**Short task**
Look through the lines below and state how many hold the word "Visit". Write only the number.

**The input**

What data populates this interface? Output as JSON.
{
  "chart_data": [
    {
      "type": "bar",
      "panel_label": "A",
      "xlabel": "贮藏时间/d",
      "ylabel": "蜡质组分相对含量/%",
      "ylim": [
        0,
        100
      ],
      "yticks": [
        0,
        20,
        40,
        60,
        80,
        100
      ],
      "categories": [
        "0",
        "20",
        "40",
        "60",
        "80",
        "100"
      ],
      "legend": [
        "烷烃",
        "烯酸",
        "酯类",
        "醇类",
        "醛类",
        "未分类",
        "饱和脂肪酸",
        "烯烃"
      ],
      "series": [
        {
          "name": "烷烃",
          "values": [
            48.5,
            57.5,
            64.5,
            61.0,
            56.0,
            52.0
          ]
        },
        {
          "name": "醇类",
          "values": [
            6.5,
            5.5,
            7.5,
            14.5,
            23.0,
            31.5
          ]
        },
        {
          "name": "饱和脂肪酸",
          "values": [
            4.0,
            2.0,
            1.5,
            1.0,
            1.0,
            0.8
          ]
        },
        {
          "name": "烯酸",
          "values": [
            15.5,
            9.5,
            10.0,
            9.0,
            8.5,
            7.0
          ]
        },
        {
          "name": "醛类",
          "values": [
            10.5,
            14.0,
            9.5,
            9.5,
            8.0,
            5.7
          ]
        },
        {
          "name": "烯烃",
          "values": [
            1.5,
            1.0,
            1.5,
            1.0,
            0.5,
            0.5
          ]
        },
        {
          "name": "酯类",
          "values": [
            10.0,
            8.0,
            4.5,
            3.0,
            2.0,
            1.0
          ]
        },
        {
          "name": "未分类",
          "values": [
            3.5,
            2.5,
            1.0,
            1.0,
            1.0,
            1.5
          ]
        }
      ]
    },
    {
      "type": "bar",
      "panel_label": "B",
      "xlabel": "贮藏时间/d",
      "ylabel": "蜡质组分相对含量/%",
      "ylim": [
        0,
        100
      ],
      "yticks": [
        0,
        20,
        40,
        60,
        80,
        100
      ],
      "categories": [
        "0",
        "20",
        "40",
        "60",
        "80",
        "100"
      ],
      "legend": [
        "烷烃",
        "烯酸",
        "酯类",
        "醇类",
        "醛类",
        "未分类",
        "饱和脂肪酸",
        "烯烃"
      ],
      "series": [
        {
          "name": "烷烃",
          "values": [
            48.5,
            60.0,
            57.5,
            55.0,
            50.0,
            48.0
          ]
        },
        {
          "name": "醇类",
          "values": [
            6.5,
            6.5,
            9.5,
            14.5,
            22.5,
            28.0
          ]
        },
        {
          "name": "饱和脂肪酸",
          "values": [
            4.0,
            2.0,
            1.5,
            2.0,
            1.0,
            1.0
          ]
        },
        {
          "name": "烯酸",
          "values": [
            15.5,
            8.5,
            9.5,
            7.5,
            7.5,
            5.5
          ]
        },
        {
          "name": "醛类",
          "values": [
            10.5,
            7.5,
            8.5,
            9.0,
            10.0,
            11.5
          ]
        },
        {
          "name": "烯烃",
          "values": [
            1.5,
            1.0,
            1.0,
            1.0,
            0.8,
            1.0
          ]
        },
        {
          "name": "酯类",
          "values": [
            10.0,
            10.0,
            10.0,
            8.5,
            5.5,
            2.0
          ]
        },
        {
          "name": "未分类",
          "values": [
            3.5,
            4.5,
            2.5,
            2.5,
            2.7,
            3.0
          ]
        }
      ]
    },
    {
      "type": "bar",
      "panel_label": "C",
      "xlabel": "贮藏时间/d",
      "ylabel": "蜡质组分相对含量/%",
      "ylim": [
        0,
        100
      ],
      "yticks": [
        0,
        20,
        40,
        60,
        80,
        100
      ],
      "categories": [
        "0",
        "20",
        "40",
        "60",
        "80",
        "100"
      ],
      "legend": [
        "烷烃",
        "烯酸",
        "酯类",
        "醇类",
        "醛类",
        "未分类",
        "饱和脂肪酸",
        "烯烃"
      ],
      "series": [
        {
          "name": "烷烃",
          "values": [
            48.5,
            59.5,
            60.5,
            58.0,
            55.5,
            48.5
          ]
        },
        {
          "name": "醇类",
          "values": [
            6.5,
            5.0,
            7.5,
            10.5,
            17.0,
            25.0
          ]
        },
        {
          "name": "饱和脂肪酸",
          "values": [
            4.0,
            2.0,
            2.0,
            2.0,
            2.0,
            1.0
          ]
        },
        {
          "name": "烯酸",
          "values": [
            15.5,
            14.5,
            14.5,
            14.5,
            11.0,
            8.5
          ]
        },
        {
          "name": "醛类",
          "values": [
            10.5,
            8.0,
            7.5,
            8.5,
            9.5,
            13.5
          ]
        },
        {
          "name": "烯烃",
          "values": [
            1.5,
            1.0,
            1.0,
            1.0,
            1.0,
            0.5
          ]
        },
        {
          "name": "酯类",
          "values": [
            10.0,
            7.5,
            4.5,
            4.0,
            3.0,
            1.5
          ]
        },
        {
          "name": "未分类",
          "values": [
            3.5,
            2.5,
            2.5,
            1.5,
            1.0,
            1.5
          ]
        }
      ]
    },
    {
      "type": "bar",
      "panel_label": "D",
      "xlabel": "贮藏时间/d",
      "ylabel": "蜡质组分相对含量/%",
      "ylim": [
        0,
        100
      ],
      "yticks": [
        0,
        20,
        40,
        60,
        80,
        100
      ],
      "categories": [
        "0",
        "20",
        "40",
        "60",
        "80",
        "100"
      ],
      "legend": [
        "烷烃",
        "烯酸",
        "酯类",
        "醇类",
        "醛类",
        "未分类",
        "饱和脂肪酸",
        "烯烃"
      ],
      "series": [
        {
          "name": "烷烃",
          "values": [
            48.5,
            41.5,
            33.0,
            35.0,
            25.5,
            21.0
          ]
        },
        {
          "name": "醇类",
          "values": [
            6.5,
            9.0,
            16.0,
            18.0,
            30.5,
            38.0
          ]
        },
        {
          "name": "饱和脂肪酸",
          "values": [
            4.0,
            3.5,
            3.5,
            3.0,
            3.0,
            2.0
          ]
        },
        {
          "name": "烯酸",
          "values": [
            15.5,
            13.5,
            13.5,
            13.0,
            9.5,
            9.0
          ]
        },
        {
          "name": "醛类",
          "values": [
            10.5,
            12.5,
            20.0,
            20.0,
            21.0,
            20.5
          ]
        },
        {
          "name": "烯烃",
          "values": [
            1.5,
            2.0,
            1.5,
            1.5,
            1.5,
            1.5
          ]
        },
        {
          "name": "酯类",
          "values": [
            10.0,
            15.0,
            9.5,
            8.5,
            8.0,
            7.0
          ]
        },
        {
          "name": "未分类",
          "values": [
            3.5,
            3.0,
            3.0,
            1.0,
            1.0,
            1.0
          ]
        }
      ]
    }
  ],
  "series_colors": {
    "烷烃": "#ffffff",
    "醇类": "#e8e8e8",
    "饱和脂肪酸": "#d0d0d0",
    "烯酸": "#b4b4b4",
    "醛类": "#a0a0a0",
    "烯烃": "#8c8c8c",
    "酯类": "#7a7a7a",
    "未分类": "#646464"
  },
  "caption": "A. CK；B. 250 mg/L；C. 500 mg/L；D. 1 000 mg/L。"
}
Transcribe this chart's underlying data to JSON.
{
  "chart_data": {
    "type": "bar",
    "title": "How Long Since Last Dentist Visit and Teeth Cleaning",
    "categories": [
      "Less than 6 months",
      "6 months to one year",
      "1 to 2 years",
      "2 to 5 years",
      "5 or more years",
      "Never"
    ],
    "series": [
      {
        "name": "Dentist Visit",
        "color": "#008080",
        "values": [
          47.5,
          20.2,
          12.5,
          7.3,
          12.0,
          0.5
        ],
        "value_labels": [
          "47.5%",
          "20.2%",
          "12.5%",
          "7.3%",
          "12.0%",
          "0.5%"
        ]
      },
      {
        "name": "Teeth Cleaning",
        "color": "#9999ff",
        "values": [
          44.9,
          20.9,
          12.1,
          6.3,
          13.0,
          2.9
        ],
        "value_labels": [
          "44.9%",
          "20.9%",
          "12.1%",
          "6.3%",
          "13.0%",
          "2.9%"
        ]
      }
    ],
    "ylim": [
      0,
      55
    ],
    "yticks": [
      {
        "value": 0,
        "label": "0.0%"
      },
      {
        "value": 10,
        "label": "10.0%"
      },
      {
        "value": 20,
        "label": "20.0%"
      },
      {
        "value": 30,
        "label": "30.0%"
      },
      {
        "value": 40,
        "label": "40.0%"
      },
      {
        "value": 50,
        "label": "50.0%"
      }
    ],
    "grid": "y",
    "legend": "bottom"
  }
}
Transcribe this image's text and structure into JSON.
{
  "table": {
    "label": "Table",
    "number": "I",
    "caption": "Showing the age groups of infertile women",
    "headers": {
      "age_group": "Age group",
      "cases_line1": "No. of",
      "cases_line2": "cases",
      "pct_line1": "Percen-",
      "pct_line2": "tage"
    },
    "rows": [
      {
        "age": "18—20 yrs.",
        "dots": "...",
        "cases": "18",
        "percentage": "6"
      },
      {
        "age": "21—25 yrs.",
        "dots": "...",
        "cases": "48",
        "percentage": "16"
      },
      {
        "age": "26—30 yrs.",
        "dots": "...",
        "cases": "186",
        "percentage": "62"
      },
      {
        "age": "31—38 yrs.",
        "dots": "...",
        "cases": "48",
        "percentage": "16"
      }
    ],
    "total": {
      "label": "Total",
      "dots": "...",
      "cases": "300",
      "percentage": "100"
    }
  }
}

**Solution**
2